### EXERCISE DESCRIPTION
Identify every line in the records below that contains the word "cura", and copy each of those lines.

### ENTRIES PROVIDED

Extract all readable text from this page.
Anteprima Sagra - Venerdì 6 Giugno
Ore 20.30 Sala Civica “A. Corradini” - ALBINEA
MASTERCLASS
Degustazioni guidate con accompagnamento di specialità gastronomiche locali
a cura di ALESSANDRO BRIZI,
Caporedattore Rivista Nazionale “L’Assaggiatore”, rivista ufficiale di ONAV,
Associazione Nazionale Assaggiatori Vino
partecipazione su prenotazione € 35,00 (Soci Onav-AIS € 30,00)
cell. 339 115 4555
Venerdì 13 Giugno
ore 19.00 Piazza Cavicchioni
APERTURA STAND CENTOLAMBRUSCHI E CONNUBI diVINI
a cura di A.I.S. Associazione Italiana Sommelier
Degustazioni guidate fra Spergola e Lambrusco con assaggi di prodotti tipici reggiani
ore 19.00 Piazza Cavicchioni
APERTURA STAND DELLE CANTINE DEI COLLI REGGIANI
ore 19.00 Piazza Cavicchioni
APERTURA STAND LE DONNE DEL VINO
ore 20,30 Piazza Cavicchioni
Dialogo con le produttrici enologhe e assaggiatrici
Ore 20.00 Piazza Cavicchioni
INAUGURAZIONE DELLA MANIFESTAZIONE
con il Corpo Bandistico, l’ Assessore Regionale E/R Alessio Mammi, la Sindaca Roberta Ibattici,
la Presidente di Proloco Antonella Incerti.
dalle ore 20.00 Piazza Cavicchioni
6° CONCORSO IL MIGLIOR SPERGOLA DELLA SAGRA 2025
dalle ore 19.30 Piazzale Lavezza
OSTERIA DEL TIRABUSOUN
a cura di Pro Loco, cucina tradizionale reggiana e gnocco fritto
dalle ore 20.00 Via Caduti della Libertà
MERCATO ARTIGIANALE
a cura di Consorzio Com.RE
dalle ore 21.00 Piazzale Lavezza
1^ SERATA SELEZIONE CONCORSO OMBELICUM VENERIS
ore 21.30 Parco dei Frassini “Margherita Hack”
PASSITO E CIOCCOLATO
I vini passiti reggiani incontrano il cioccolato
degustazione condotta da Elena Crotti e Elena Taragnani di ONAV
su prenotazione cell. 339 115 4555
==
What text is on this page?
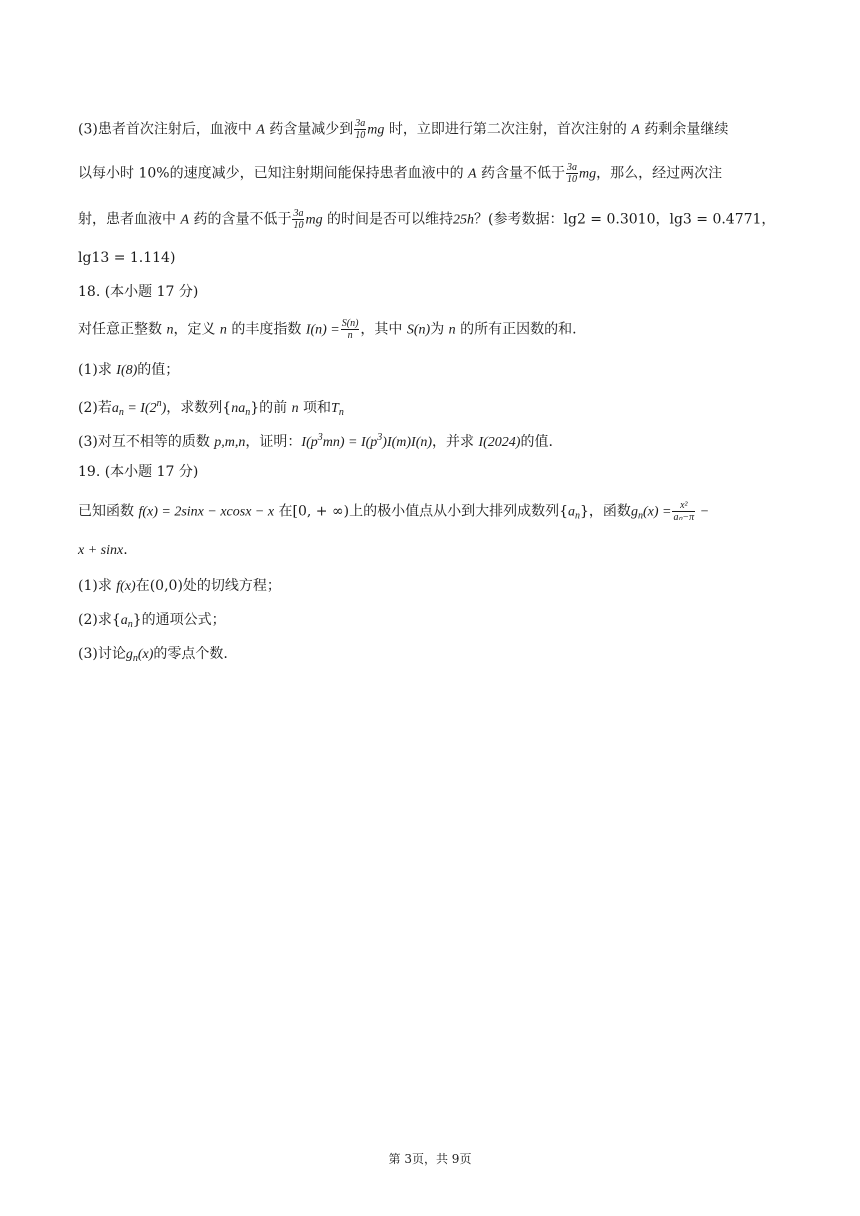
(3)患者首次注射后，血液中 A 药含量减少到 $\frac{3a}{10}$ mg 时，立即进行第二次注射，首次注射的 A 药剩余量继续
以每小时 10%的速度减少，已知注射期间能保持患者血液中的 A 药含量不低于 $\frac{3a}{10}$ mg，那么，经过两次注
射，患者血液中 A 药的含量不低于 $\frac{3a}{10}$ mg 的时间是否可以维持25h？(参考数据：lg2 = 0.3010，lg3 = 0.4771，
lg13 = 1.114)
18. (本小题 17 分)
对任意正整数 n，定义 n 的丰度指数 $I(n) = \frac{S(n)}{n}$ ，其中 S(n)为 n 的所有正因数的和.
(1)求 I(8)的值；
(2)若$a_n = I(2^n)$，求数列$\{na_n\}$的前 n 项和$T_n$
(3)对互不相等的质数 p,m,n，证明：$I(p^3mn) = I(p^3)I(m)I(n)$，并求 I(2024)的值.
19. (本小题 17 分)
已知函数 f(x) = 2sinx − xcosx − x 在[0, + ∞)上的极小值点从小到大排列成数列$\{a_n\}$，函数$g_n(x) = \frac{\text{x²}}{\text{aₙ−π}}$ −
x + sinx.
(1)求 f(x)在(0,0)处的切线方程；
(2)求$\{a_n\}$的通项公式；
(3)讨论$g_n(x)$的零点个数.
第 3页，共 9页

### RESULT FOR THIS TASK
a cura di ALESSANDRO BRIZI,
a cura di A.I.S. Associazione Italiana Sommelier
a cura di Pro Loco, cucina tradizionale reggiana e gnocco fritto
a cura di Consorzio Com.RE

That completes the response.